* EXERCISE TASK
Could you output each line of the data that follows exactly?

* DATA TO USE
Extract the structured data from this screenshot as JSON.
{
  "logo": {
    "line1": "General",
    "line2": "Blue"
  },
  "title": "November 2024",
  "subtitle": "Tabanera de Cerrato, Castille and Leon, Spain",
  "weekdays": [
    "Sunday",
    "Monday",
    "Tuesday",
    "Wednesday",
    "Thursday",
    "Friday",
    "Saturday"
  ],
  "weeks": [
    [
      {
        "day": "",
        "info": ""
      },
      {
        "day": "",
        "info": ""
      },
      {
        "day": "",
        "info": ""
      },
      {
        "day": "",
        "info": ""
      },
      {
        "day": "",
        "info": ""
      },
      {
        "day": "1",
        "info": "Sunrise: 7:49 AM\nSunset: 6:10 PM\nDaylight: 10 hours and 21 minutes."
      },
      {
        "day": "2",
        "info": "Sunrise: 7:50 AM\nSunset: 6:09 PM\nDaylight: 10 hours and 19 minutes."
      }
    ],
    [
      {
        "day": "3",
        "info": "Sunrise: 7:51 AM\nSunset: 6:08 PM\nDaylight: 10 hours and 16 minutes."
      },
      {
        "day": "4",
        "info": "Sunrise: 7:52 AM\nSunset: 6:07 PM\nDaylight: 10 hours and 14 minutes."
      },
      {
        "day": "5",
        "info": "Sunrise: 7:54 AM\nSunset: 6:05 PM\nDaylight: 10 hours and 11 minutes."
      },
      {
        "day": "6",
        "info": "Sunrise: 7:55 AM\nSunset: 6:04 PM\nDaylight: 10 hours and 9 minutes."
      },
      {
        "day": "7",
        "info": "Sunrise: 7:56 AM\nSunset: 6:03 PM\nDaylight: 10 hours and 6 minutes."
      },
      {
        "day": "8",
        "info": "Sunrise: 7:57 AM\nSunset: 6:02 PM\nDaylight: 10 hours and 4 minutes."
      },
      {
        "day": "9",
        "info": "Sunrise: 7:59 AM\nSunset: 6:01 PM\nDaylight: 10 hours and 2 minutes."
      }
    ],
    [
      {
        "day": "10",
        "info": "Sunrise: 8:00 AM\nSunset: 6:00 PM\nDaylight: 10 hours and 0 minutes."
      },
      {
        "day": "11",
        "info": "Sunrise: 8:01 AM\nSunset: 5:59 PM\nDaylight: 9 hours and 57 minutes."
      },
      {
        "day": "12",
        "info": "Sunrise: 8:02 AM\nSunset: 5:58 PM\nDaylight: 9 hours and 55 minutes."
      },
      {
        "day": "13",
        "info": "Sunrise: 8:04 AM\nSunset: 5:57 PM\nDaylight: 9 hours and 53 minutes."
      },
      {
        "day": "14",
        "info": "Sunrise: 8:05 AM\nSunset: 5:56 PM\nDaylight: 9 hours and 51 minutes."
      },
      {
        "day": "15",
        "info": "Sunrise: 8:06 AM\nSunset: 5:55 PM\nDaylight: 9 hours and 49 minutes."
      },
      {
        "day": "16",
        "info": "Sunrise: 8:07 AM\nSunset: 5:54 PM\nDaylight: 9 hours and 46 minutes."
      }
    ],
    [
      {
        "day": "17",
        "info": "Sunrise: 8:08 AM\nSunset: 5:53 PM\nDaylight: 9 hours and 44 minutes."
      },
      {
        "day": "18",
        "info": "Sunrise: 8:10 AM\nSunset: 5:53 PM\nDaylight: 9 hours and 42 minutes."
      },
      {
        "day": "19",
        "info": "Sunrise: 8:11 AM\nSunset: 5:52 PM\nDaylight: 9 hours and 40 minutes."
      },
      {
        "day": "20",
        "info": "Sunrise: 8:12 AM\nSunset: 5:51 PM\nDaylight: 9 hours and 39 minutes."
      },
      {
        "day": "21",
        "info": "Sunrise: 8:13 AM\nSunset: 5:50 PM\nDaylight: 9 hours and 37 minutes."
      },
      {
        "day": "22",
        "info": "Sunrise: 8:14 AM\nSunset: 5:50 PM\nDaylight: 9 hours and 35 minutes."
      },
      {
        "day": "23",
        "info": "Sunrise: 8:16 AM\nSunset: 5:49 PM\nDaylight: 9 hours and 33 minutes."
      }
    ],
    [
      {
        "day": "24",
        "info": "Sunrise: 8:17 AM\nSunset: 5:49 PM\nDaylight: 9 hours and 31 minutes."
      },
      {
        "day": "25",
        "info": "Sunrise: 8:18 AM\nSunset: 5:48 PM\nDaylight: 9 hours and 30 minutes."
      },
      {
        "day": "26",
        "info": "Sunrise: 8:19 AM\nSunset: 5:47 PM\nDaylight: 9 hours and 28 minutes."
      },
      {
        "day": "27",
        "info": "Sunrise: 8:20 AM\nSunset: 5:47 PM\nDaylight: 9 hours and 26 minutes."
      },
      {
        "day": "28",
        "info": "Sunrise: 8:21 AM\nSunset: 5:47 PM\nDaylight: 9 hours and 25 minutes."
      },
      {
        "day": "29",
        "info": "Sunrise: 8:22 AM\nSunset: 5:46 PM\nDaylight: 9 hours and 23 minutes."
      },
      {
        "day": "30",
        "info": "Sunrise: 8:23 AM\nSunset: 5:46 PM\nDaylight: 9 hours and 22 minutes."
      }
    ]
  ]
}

* OUTPUT BELOW
Extract the structured data from this screenshot as JSON.
{
  "logo": {
    "line1": "General",
    "line2": "Blue"
  },
  "title": "November 2024",
  "subtitle": "Tabanera de Cerrato, Castille and Leon, Spain",
  "weekdays": [
    "Sunday",
    "Monday",
    "Tuesday",
    "Wednesday",
    "Thursday",
    "Friday",
    "Saturday"
  ],
  "weeks": [
    [
      {
        "day": "",
        "info": ""
      },
      {
        "day": "",
        "info": ""
      },
      {
        "day": "",
        "info": ""
      },
      {
        "day": "",
        "info": ""
      },
      {
        "day": "",
        "info": ""
      },
      {
        "day": "1",
        "info": "Sunrise: 7:49 AM\nSunset: 6:10 PM\nDaylight: 10 hours and 21 minutes."
      },
      {
        "day": "2",
        "info": "Sunrise: 7:50 AM\nSunset: 6:09 PM\nDaylight: 10 hours and 19 minutes."
      }
    ],
    [
      {
        "day": "3",
        "info": "Sunrise: 7:51 AM\nSunset: 6:08 PM\nDaylight: 10 hours and 16 minutes."
      },
      {
        "day": "4",
        "info": "Sunrise: 7:52 AM\nSunset: 6:07 PM\nDaylight: 10 hours and 14 minutes."
      },
      {
        "day": "5",
        "info": "Sunrise: 7:54 AM\nSunset: 6:05 PM\nDaylight: 10 hours and 11 minutes."
      },
      {
        "day": "6",
        "info": "Sunrise: 7:55 AM\nSunset: 6:04 PM\nDaylight: 10 hours and 9 minutes."
      },
      {
        "day": "7",
        "info": "Sunrise: 7:56 AM\nSunset: 6:03 PM\nDaylight: 10 hours and 6 minutes."
      },
      {
        "day": "8",
        "info": "Sunrise: 7:57 AM\nSunset: 6:02 PM\nDaylight: 10 hours and 4 minutes."
      },
      {
        "day": "9",
        "info": "Sunrise: 7:59 AM\nSunset: 6:01 PM\nDaylight: 10 hours and 2 minutes."
      }
    ],
    [
      {
        "day": "10",
        "info": "Sunrise: 8:00 AM\nSunset: 6:00 PM\nDaylight: 10 hours and 0 minutes."
      },
      {
        "day": "11",
        "info": "Sunrise: 8:01 AM\nSunset: 5:59 PM\nDaylight: 9 hours and 57 minutes."
      },
      {
        "day": "12",
        "info": "Sunrise: 8:02 AM\nSunset: 5:58 PM\nDaylight: 9 hours and 55 minutes."
      },
      {
        "day": "13",
        "info": "Sunrise: 8:04 AM\nSunset: 5:57 PM\nDaylight: 9 hours and 53 minutes."
      },
      {
        "day": "14",
        "info": "Sunrise: 8:05 AM\nSunset: 5:56 PM\nDaylight: 9 hours and 51 minutes."
      },
      {
        "day": "15",
        "info": "Sunrise: 8:06 AM\nSunset: 5:55 PM\nDaylight: 9 hours and 49 minutes."
      },
      {
        "day": "16",
        "info": "Sunrise: 8:07 AM\nSunset: 5:54 PM\nDaylight: 9 hours and 46 minutes."
      }
    ],
    [
      {
        "day": "17",
        "info": "Sunrise: 8:08 AM\nSunset: 5:53 PM\nDaylight: 9 hours and 44 minutes."
      },
      {
        "day": "18",
        "info": "Sunrise: 8:10 AM\nSunset: 5:53 PM\nDaylight: 9 hours and 42 minutes."
      },
      {
        "day": "19",
        "info": "Sunrise: 8:11 AM\nSunset: 5:52 PM\nDaylight: 9 hours and 40 minutes."
      },
      {
        "day": "20",
        "info": "Sunrise: 8:12 AM\nSunset: 5:51 PM\nDaylight: 9 hours and 39 minutes."
      },
      {
        "day": "21",
        "info": "Sunrise: 8:13 AM\nSunset: 5:50 PM\nDaylight: 9 hours and 37 minutes."
      },
      {
        "day": "22",
        "info": "Sunrise: 8:14 AM\nSunset: 5:50 PM\nDaylight: 9 hours and 35 minutes."
      },
      {
        "day": "23",
        "info": "Sunrise: 8:16 AM\nSunset: 5:49 PM\nDaylight: 9 hours and 33 minutes."
      }
    ],
    [
      {
        "day": "24",
        "info": "Sunrise: 8:17 AM\nSunset: 5:49 PM\nDaylight: 9 hours and 31 minutes."
      },
      {
        "day": "25",
        "info": "Sunrise: 8:18 AM\nSunset: 5:48 PM\nDaylight: 9 hours and 30 minutes."
      },
      {
        "day": "26",
        "info": "Sunrise: 8:19 AM\nSunset: 5:47 PM\nDaylight: 9 hours and 28 minutes."
      },
      {
        "day": "27",
        "info": "Sunrise: 8:20 AM\nSunset: 5:47 PM\nDaylight: 9 hours and 26 minutes."
      },
      {
        "day": "28",
        "info": "Sunrise: 8:21 AM\nSunset: 5:47 PM\nDaylight: 9 hours and 25 minutes."
      },
      {
        "day": "29",
        "info": "Sunrise: 8:22 AM\nSunset: 5:46 PM\nDaylight: 9 hours and 23 minutes."
      },
      {
        "day": "30",
        "info": "Sunrise: 8:23 AM\nSunset: 5:46 PM\nDaylight: 9 hours and 22 minutes."
      }
    ]
  ]
}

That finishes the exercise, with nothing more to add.